TASK DETAILS: Track down every line below that holds "paper" and copy it.

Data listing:
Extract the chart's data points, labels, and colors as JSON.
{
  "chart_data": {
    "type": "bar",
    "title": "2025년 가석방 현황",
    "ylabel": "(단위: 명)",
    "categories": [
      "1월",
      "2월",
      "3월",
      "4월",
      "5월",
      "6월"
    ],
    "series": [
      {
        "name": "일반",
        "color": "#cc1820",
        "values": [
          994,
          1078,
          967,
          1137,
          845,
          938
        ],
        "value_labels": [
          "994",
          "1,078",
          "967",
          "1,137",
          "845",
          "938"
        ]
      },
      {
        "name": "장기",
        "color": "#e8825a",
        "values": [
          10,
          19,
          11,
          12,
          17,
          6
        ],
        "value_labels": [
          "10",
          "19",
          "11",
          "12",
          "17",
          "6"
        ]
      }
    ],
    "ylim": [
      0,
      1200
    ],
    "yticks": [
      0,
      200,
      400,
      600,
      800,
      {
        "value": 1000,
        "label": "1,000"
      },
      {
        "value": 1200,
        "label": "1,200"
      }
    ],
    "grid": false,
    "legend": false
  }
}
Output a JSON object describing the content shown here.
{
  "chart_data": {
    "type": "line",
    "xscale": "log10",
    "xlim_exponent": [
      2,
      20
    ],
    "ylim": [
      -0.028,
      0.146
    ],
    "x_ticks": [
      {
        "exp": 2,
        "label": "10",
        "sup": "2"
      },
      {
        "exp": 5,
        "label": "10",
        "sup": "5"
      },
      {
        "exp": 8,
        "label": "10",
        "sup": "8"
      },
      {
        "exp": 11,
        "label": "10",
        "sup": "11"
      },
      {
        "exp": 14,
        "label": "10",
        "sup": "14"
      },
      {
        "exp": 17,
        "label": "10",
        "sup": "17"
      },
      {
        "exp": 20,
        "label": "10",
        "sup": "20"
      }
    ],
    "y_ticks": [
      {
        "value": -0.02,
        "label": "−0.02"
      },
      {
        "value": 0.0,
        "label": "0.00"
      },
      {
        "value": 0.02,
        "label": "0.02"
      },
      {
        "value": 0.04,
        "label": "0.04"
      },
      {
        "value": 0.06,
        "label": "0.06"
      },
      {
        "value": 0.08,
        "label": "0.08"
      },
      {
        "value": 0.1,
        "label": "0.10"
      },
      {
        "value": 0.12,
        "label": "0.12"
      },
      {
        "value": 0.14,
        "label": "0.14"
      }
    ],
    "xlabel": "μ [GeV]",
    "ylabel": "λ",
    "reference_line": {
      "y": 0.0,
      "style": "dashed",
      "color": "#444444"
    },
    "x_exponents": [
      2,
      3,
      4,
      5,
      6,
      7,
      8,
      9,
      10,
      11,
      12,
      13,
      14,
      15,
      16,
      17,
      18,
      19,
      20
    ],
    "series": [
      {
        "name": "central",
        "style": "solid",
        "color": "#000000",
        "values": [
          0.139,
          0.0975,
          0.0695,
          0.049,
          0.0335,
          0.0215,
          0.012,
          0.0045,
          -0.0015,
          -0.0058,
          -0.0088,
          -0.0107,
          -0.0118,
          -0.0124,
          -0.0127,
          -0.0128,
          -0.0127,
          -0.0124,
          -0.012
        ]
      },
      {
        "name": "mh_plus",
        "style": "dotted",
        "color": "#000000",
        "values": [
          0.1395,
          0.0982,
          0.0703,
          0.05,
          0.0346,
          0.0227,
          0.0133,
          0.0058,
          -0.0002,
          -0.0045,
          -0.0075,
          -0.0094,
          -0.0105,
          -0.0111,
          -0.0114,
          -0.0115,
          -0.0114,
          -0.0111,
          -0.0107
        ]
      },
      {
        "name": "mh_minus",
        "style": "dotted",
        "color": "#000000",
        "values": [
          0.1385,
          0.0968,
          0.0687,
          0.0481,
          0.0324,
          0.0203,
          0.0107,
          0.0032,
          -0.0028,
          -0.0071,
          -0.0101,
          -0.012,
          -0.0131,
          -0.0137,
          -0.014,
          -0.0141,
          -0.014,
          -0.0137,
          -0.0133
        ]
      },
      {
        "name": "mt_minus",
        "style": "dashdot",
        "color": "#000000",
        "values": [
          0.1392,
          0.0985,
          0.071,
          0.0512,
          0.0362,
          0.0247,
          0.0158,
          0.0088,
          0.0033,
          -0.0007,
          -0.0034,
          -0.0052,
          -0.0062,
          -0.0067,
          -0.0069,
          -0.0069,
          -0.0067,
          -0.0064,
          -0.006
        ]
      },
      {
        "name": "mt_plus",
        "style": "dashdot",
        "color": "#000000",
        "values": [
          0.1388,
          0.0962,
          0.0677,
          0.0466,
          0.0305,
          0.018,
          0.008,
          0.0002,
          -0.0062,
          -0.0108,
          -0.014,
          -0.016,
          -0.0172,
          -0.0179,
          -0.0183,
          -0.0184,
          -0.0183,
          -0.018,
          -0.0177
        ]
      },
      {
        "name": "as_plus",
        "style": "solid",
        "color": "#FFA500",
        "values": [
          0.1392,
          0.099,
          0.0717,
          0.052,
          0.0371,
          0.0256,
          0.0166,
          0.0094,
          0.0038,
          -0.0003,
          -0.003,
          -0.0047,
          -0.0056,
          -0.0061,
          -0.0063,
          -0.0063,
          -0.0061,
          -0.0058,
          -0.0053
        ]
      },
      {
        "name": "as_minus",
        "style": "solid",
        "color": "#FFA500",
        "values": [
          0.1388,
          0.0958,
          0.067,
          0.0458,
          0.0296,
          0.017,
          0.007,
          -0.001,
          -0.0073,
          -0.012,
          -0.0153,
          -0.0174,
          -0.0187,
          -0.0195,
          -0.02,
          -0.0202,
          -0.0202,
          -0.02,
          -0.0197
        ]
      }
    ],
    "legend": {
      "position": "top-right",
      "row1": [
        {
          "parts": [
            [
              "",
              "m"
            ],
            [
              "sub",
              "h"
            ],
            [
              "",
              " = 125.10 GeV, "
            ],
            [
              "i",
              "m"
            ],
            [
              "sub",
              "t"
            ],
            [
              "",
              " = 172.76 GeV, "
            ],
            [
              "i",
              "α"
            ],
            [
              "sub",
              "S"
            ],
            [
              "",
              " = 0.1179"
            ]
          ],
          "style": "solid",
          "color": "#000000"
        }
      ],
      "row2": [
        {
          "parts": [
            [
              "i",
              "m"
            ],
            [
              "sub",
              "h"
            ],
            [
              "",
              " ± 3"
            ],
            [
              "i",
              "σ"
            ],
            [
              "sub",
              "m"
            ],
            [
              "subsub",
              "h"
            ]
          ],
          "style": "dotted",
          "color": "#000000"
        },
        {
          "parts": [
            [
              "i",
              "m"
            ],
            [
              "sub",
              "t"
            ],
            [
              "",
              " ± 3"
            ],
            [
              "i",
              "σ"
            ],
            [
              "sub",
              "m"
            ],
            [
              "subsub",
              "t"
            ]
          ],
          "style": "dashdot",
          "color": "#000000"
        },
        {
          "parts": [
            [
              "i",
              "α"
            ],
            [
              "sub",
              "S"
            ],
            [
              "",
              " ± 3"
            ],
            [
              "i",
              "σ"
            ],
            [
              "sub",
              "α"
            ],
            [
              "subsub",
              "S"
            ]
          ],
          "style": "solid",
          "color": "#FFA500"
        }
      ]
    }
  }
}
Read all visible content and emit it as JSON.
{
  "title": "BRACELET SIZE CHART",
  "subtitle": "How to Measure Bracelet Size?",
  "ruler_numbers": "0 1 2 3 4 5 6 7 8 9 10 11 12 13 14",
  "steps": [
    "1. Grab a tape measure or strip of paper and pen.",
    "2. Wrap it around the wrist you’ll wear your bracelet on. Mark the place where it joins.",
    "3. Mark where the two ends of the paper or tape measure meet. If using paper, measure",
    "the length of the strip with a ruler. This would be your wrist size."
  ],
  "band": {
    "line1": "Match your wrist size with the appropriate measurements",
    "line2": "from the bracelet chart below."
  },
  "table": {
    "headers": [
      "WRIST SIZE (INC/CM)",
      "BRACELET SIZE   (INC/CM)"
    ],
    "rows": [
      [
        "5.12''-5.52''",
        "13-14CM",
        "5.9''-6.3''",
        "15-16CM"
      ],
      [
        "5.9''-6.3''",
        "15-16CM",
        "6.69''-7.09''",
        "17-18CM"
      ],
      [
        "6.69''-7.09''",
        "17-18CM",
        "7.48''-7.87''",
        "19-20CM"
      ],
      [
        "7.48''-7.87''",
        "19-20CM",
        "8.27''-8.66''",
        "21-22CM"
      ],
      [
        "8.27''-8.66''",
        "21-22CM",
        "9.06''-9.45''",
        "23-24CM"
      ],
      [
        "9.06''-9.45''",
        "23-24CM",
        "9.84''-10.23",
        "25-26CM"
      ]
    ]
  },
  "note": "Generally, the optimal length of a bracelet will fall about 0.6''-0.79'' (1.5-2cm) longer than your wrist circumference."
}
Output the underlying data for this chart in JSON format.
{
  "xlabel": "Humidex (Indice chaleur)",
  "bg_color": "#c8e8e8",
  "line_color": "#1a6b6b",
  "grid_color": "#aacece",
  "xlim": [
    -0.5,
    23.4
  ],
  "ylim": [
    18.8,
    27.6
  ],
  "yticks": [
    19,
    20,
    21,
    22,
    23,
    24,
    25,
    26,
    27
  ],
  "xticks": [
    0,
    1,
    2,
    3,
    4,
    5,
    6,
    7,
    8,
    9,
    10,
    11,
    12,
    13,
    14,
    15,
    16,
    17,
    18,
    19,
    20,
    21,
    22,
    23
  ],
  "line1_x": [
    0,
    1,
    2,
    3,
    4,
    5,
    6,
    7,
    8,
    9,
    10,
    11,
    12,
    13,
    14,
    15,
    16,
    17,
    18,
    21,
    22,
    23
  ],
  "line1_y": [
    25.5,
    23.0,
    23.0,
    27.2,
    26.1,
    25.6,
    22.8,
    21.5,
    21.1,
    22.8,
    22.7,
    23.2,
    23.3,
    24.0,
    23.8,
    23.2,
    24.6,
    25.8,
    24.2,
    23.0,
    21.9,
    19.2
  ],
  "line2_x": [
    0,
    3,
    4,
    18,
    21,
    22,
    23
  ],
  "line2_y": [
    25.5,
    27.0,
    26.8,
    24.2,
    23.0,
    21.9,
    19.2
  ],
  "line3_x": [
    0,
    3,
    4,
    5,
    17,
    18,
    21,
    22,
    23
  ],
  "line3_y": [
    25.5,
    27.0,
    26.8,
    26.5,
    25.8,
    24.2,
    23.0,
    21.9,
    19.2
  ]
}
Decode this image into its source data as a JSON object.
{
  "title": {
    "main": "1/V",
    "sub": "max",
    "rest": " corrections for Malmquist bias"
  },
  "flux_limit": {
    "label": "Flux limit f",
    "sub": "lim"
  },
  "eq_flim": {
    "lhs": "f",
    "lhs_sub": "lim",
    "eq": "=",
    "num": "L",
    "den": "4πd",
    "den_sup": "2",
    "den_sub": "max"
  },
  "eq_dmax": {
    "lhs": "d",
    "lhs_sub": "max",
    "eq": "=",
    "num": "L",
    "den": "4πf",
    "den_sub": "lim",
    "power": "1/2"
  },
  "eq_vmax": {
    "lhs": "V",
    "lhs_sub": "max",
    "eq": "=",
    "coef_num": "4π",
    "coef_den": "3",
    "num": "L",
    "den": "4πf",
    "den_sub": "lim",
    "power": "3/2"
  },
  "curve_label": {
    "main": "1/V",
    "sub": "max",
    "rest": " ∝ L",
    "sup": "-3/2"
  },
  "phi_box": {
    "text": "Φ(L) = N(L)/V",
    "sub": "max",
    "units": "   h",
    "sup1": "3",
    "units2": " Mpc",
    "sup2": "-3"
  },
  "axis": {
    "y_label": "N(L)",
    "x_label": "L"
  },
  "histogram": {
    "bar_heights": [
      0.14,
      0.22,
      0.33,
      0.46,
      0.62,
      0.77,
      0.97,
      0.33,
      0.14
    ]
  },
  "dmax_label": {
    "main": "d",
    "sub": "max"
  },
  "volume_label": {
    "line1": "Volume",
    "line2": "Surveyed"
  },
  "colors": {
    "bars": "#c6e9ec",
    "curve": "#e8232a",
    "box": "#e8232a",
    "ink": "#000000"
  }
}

IN RESPONSE:
    "1. Grab a tape measure or strip of paper and pen.",
    "3. Mark where the two ends of the paper or tape measure meet. If using paper, measure",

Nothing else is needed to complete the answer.